[Entries from a dataset]

((

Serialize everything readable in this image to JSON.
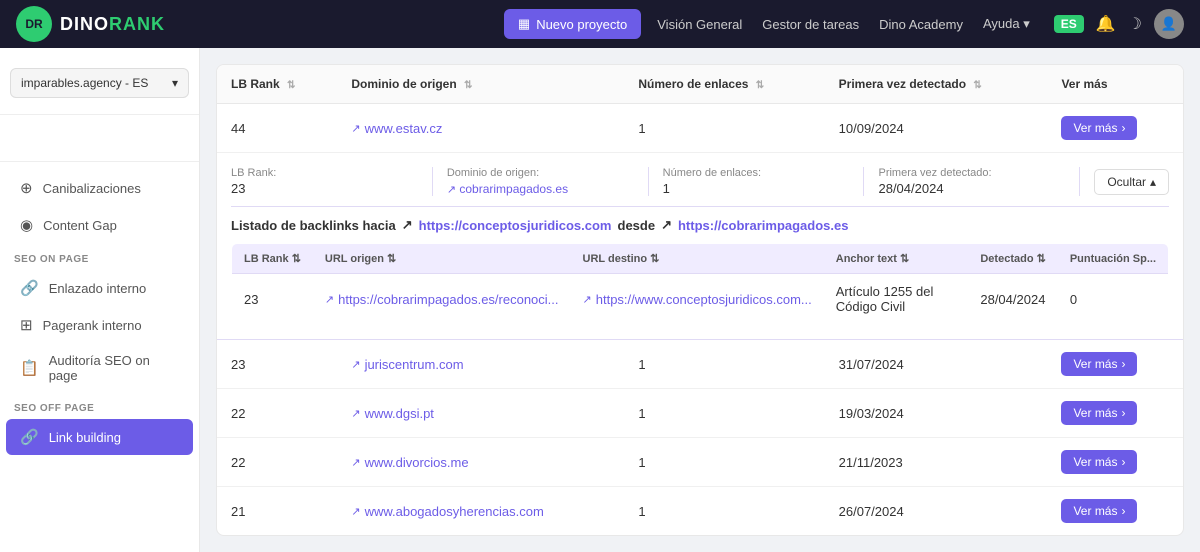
{
  "app": {
    "logo_text": "DINO",
    "logo_highlight": "RANK",
    "nuevo_proyecto": "Nuevo proyecto",
    "nav_links": [
      {
        "label": "Visión General"
      },
      {
        "label": "Gestor de tareas"
      },
      {
        "label": "Dino Academy"
      },
      {
        "label": "Ayuda",
        "has_dropdown": true
      }
    ],
    "lang": "ES",
    "dark_mode_icon": "☽",
    "notification_icon": "🔔"
  },
  "sidebar": {
    "selector_label": "imparables.agency - ES",
    "sections": [
      {
        "label": "",
        "items": []
      },
      {
        "label": "",
        "items": [
          {
            "icon": "⊕",
            "label": "Canibalizaciones",
            "active": false
          },
          {
            "icon": "◉",
            "label": "Content Gap",
            "active": false
          }
        ]
      },
      {
        "label": "SEO ON PAGE",
        "items": [
          {
            "icon": "🔗",
            "label": "Enlazado interno",
            "active": false
          },
          {
            "icon": "⊞",
            "label": "Pagerank interno",
            "active": false
          },
          {
            "icon": "📋",
            "label": "Auditoría SEO on page",
            "active": false
          }
        ]
      },
      {
        "label": "SEO OFF PAGE",
        "items": [
          {
            "icon": "🔗",
            "label": "Link building",
            "active": true
          }
        ]
      }
    ]
  },
  "main_table": {
    "columns": [
      "LB Rank",
      "Dominio de origen",
      "Número de enlaces",
      "Primera vez detectado",
      "Ver más"
    ],
    "rows": [
      {
        "lb_rank": "44",
        "dominio": "www.estav.cz",
        "enlaces": "1",
        "primera_vez": "10/09/2024",
        "ver_mas": "Ver más",
        "expanded": false
      },
      {
        "lb_rank": "23",
        "dominio": "cobrarimpagados.es",
        "enlaces": "1",
        "primera_vez": "28/04/2024",
        "ver_mas": "Ocultar",
        "expanded": true,
        "expanded_data": {
          "meta": {
            "lb_rank_label": "LB Rank:",
            "lb_rank_value": "23",
            "dominio_label": "Dominio de origen:",
            "dominio_value": "cobrarimpagados.es",
            "enlaces_label": "Número de enlaces:",
            "enlaces_value": "1",
            "primera_label": "Primera vez detectado:",
            "primera_value": "28/04/2024"
          },
          "title_prefix": "Listado de backlinks hacia",
          "destination_domain": "https://conceptosjuridicos.com",
          "from_text": "desde",
          "source_domain": "https://cobrarimpagados.es",
          "inner_columns": [
            "LB Rank",
            "URL origen",
            "URL destino",
            "Anchor text",
            "Detectado",
            "Puntuación Sp..."
          ],
          "inner_rows": [
            {
              "lb_rank": "23",
              "url_origen": "https://cobrarimpagados.es/reconoci...",
              "url_destino": "https://www.conceptosjuridicos.com...",
              "anchor_text": "Artículo 1255 del Código Civil",
              "detectado": "28/04/2024",
              "puntuacion": "0"
            }
          ]
        }
      },
      {
        "lb_rank": "23",
        "dominio": "juriscentrum.com",
        "enlaces": "1",
        "primera_vez": "31/07/2024",
        "ver_mas": "Ver más",
        "expanded": false
      },
      {
        "lb_rank": "22",
        "dominio": "www.dgsi.pt",
        "enlaces": "1",
        "primera_vez": "19/03/2024",
        "ver_mas": "Ver más",
        "expanded": false
      },
      {
        "lb_rank": "22",
        "dominio": "www.divorcios.me",
        "enlaces": "1",
        "primera_vez": "21/11/2023",
        "ver_mas": "Ver más",
        "expanded": false
      },
      {
        "lb_rank": "21",
        "dominio": "www.abogadosyherencias.com",
        "enlaces": "1",
        "primera_vez": "26/07/2024",
        "ver_mas": "Ver más",
        "expanded": false
      }
    ]
  }
}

))

▶ _DIRECTION_:
Print the whole listing above once more, word for word, without its pictures.

▶ _ANSWER IN FULL_:
Serialize everything readable in this image to JSON.
{
  "app": {
    "logo_text": "DINO",
    "logo_highlight": "RANK",
    "nuevo_proyecto": "Nuevo proyecto",
    "nav_links": [
      {
        "label": "Visión General"
      },
      {
        "label": "Gestor de tareas"
      },
      {
        "label": "Dino Academy"
      },
      {
        "label": "Ayuda",
        "has_dropdown": true
      }
    ],
    "lang": "ES",
    "dark_mode_icon": "☽",
    "notification_icon": "🔔"
  },
  "sidebar": {
    "selector_label": "imparables.agency - ES",
    "sections": [
      {
        "label": "",
        "items": []
      },
      {
        "label": "",
        "items": [
          {
            "icon": "⊕",
            "label": "Canibalizaciones",
            "active": false
          },
          {
            "icon": "◉",
            "label": "Content Gap",
            "active": false
          }
        ]
      },
      {
        "label": "SEO ON PAGE",
        "items": [
          {
            "icon": "🔗",
            "label": "Enlazado interno",
            "active": false
          },
          {
            "icon": "⊞",
            "label": "Pagerank interno",
            "active": false
          },
          {
            "icon": "📋",
            "label": "Auditoría SEO on page",
            "active": false
          }
        ]
      },
      {
        "label": "SEO OFF PAGE",
        "items": [
          {
            "icon": "🔗",
            "label": "Link building",
            "active": true
          }
        ]
      }
    ]
  },
  "main_table": {
    "columns": [
      "LB Rank",
      "Dominio de origen",
      "Número de enlaces",
      "Primera vez detectado",
      "Ver más"
    ],
    "rows": [
      {
        "lb_rank": "44",
        "dominio": "www.estav.cz",
        "enlaces": "1",
        "primera_vez": "10/09/2024",
        "ver_mas": "Ver más",
        "expanded": false
      },
      {
        "lb_rank": "23",
        "dominio": "cobrarimpagados.es",
        "enlaces": "1",
        "primera_vez": "28/04/2024",
        "ver_mas": "Ocultar",
        "expanded": true,
        "expanded_data": {
          "meta": {
            "lb_rank_label": "LB Rank:",
            "lb_rank_value": "23",
            "dominio_label": "Dominio de origen:",
            "dominio_value": "cobrarimpagados.es",
            "enlaces_label": "Número de enlaces:",
            "enlaces_value": "1",
            "primera_label": "Primera vez detectado:",
            "primera_value": "28/04/2024"
          },
          "title_prefix": "Listado de backlinks hacia",
          "destination_domain": "https://conceptosjuridicos.com",
          "from_text": "desde",
          "source_domain": "https://cobrarimpagados.es",
          "inner_columns": [
            "LB Rank",
            "URL origen",
            "URL destino",
            "Anchor text",
            "Detectado",
            "Puntuación Sp..."
          ],
          "inner_rows": [
            {
              "lb_rank": "23",
              "url_origen": "https://cobrarimpagados.es/reconoci...",
              "url_destino": "https://www.conceptosjuridicos.com...",
              "anchor_text": "Artículo 1255 del Código Civil",
              "detectado": "28/04/2024",
              "puntuacion": "0"
            }
          ]
        }
      },
      {
        "lb_rank": "23",
        "dominio": "juriscentrum.com",
        "enlaces": "1",
        "primera_vez": "31/07/2024",
        "ver_mas": "Ver más",
        "expanded": false
      },
      {
        "lb_rank": "22",
        "dominio": "www.dgsi.pt",
        "enlaces": "1",
        "primera_vez": "19/03/2024",
        "ver_mas": "Ver más",
        "expanded": false
      },
      {
        "lb_rank": "22",
        "dominio": "www.divorcios.me",
        "enlaces": "1",
        "primera_vez": "21/11/2023",
        "ver_mas": "Ver más",
        "expanded": false
      },
      {
        "lb_rank": "21",
        "dominio": "www.abogadosyherencias.com",
        "enlaces": "1",
        "primera_vez": "26/07/2024",
        "ver_mas": "Ver más",
        "expanded": false
      }
    ]
  }
}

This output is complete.